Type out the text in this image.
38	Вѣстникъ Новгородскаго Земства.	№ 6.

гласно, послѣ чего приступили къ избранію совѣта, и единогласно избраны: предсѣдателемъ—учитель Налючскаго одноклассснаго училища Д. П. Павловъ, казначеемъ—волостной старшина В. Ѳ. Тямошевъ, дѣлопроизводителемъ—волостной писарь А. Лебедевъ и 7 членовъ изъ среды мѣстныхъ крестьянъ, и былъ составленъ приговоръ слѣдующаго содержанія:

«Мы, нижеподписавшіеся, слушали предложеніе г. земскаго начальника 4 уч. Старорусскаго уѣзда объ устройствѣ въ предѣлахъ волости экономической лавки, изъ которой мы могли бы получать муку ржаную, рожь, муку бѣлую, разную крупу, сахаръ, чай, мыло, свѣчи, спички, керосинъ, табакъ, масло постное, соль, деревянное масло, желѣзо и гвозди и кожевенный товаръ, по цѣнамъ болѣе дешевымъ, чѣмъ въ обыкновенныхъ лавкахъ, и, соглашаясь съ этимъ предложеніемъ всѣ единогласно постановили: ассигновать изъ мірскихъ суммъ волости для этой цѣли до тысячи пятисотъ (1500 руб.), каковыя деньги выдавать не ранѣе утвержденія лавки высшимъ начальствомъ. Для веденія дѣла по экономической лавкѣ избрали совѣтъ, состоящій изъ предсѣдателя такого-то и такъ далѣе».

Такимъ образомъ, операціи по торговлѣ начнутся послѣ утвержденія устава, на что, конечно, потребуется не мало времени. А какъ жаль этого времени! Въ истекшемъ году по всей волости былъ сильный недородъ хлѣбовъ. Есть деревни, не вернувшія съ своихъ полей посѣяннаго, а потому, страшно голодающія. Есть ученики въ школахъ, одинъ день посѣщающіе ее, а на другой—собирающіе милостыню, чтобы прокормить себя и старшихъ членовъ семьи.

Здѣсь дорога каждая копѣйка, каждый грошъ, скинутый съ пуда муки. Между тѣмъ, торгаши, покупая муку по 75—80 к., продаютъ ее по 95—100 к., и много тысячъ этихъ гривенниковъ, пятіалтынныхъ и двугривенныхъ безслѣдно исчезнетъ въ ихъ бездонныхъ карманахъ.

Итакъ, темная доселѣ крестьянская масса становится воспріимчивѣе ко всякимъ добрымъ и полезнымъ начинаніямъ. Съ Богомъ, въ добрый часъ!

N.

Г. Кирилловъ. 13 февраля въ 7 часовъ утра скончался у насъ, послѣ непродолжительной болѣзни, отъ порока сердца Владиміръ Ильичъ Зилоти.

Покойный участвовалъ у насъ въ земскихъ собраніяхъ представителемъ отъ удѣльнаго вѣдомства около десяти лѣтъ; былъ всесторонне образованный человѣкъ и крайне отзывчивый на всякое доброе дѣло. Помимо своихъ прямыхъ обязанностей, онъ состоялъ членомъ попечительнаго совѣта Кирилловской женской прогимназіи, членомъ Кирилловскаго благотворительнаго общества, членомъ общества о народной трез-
.....
Pick each line holding the word "членовъ" out of the listing.

гласно, послѣ чего приступили къ избранію совѣта, и единогласно избраны: предсѣдателемъ—учитель Налючскаго одноклассснаго училища Д. П. Павловъ, казначеемъ—волостной старшина В. Ѳ. Тямошевъ, дѣлопроизводителемъ—волостной писарь А. Лебедевъ и 7 членовъ изъ среды мѣстныхъ крестьянъ, и былъ составленъ приговоръ слѣдующаго содержанія:
Такимъ образомъ, операціи по торговлѣ начнутся послѣ утвержденія устава, на что, конечно, потребуется не мало времени. А какъ жаль этого времени! Въ истекшемъ году по всей волости былъ сильный недородъ хлѣбовъ. Есть деревни, не вернувшія съ своихъ полей посѣяннаго, а потому, страшно голодающія. Есть ученики въ школахъ, одинъ день посѣщающіе ее, а на другой—собирающіе милостыню, чтобы прокормить себя и старшихъ членовъ семьи.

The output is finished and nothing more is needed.